WHAT YOU ARE ASKED TO DO -> Find every line in the records below that holds the word "Raman", and copy it out.

PROVIDED MATERIAL ->

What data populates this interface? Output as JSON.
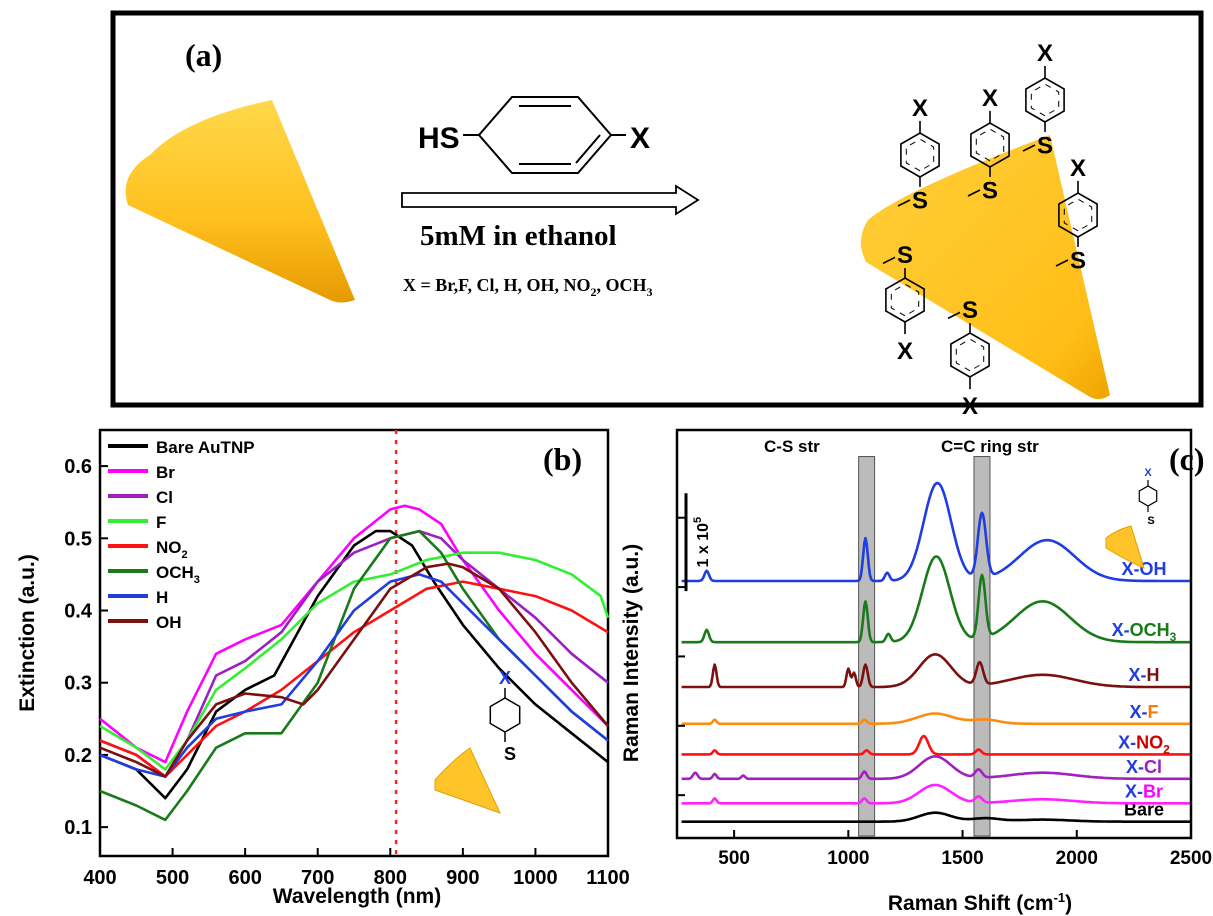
{
  "panel_a": {
    "label": "(a)",
    "reagent_left": "HS",
    "reagent_right": "X",
    "condition": "5mM in ethanol",
    "substituents_prefix": "X = Br,F, Cl, H, OH, NO",
    "substituents_sub1": "2",
    "substituents_mid": ", OCH",
    "substituents_sub2": "3",
    "x_label": "X",
    "s_label": "S"
  },
  "chart_data": [
    {
      "panel": "(b)",
      "type": "line",
      "xlabel": "Wavelength (nm)",
      "ylabel": "Extinction (a.u.)",
      "xlim": [
        400,
        1100
      ],
      "ylim": [
        0.06,
        0.65
      ],
      "xticks": [
        400,
        500,
        600,
        700,
        800,
        900,
        1000,
        1100
      ],
      "yticks": [
        0.1,
        0.2,
        0.3,
        0.4,
        0.5,
        0.6
      ],
      "marker_line_x": 808,
      "legend_position": "top-left",
      "inset_x": "X",
      "inset_s": "S",
      "series": [
        {
          "name": "Bare AuTNP",
          "color": "#000000",
          "x": [
            400,
            450,
            490,
            520,
            560,
            600,
            640,
            700,
            750,
            780,
            800,
            830,
            860,
            900,
            950,
            1000,
            1050,
            1100
          ],
          "y": [
            0.2,
            0.18,
            0.14,
            0.18,
            0.26,
            0.29,
            0.31,
            0.42,
            0.49,
            0.51,
            0.51,
            0.49,
            0.44,
            0.38,
            0.32,
            0.27,
            0.23,
            0.19
          ]
        },
        {
          "name": "Br",
          "color": "#ff00ff",
          "x": [
            400,
            450,
            490,
            520,
            560,
            600,
            650,
            700,
            750,
            800,
            820,
            840,
            870,
            900,
            950,
            1000,
            1050,
            1100
          ],
          "y": [
            0.25,
            0.21,
            0.19,
            0.26,
            0.34,
            0.36,
            0.38,
            0.44,
            0.5,
            0.54,
            0.545,
            0.54,
            0.52,
            0.47,
            0.4,
            0.34,
            0.29,
            0.24
          ]
        },
        {
          "name": "Cl",
          "color": "#9b1fc1",
          "x": [
            400,
            450,
            490,
            520,
            560,
            600,
            650,
            700,
            750,
            800,
            840,
            870,
            900,
            950,
            1000,
            1050,
            1100
          ],
          "y": [
            0.22,
            0.2,
            0.17,
            0.22,
            0.31,
            0.33,
            0.37,
            0.44,
            0.48,
            0.5,
            0.51,
            0.5,
            0.47,
            0.43,
            0.39,
            0.34,
            0.3
          ]
        },
        {
          "name": "F",
          "color": "#33ee33",
          "x": [
            400,
            450,
            490,
            520,
            560,
            600,
            650,
            700,
            750,
            800,
            850,
            900,
            950,
            1000,
            1050,
            1090,
            1100
          ],
          "y": [
            0.24,
            0.21,
            0.18,
            0.22,
            0.29,
            0.32,
            0.36,
            0.41,
            0.44,
            0.45,
            0.47,
            0.48,
            0.48,
            0.47,
            0.45,
            0.42,
            0.39
          ]
        },
        {
          "name": "NO2",
          "label_main": "NO",
          "label_sub": "2",
          "color": "#ff1111",
          "x": [
            400,
            450,
            490,
            520,
            560,
            600,
            650,
            700,
            750,
            800,
            850,
            900,
            950,
            1000,
            1050,
            1100
          ],
          "y": [
            0.22,
            0.2,
            0.17,
            0.2,
            0.24,
            0.26,
            0.29,
            0.33,
            0.37,
            0.4,
            0.43,
            0.44,
            0.43,
            0.42,
            0.4,
            0.37
          ]
        },
        {
          "name": "OCH3",
          "label_main": "OCH",
          "label_sub": "3",
          "color": "#1a7a1a",
          "x": [
            400,
            450,
            490,
            520,
            560,
            600,
            650,
            700,
            750,
            800,
            840,
            870,
            900,
            950,
            1000,
            1050,
            1100
          ],
          "y": [
            0.15,
            0.13,
            0.11,
            0.15,
            0.21,
            0.23,
            0.23,
            0.3,
            0.43,
            0.5,
            0.51,
            0.48,
            0.43,
            0.36,
            0.31,
            0.26,
            0.22
          ]
        },
        {
          "name": "H",
          "color": "#1f3de0",
          "x": [
            400,
            450,
            490,
            520,
            560,
            600,
            650,
            700,
            750,
            800,
            840,
            870,
            900,
            950,
            1000,
            1050,
            1100
          ],
          "y": [
            0.2,
            0.18,
            0.17,
            0.21,
            0.25,
            0.26,
            0.27,
            0.33,
            0.4,
            0.44,
            0.45,
            0.44,
            0.41,
            0.36,
            0.31,
            0.26,
            0.22
          ]
        },
        {
          "name": "OH",
          "color": "#7b1010",
          "x": [
            400,
            450,
            490,
            520,
            560,
            600,
            650,
            680,
            700,
            750,
            800,
            850,
            880,
            900,
            950,
            1000,
            1050,
            1100
          ],
          "y": [
            0.21,
            0.19,
            0.17,
            0.22,
            0.27,
            0.285,
            0.28,
            0.27,
            0.29,
            0.36,
            0.43,
            0.46,
            0.465,
            0.46,
            0.43,
            0.37,
            0.3,
            0.24
          ]
        }
      ]
    },
    {
      "panel": "(c)",
      "type": "line",
      "xlabel": "Raman Shift (cm",
      "xlabel_sup": "-1",
      "xlabel_end": ")",
      "ylabel": "Raman Intensity (a.u.)",
      "xlim": [
        250,
        2500
      ],
      "ylim": [
        0,
        10
      ],
      "xticks": [
        500,
        1000,
        1500,
        2000,
        2500
      ],
      "scale_bar_label": "1 x 10",
      "scale_bar_sup": "5",
      "bands": [
        {
          "label": "C-S str",
          "from": 1045,
          "to": 1115
        },
        {
          "label": "C=C ring str",
          "from": 1550,
          "to": 1620
        }
      ],
      "inset_x": "X",
      "inset_s": "S",
      "series": [
        {
          "name": "Bare",
          "label_main": "Bare",
          "label_pre": "",
          "color": "#000000",
          "offset": 0.4,
          "label_color": "#000000"
        },
        {
          "name": "X-Br",
          "label_pre": "X-",
          "label_main": "Br",
          "color": "#ff22ff",
          "offset": 0.85,
          "label_color": "#ff00ff"
        },
        {
          "name": "X-Cl",
          "label_pre": "X-",
          "label_main": "Cl",
          "color": "#a020c0",
          "offset": 1.45,
          "label_color": "#9b1fc1"
        },
        {
          "name": "X-NO2",
          "label_pre": "X-",
          "label_main": "NO",
          "label_sub": "2",
          "color": "#ff1111",
          "offset": 2.05,
          "label_color": "#cc0000"
        },
        {
          "name": "X-F",
          "label_pre": "X-",
          "label_main": "F",
          "color": "#ff8a10",
          "offset": 2.8,
          "label_color": "#ff7a00"
        },
        {
          "name": "X-H",
          "label_pre": "X-",
          "label_main": "H",
          "color": "#7b1010",
          "offset": 3.7,
          "label_color": "#7b1010"
        },
        {
          "name": "X-OCH3",
          "label_pre": "X-",
          "label_main": "OCH",
          "label_sub": "3",
          "color": "#1a7a1a",
          "offset": 4.8,
          "label_color": "#1a7a1a"
        },
        {
          "name": "X-OH",
          "label_pre": "X-",
          "label_main": "OH",
          "color": "#1f3de0",
          "offset": 6.3,
          "label_color": "#1f3de0"
        }
      ]
    }
  ]
}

TASK RESPONSE ->
      "xlabel": "Raman Shift (cm",
      "ylabel": "Raman Intensity (a.u.)",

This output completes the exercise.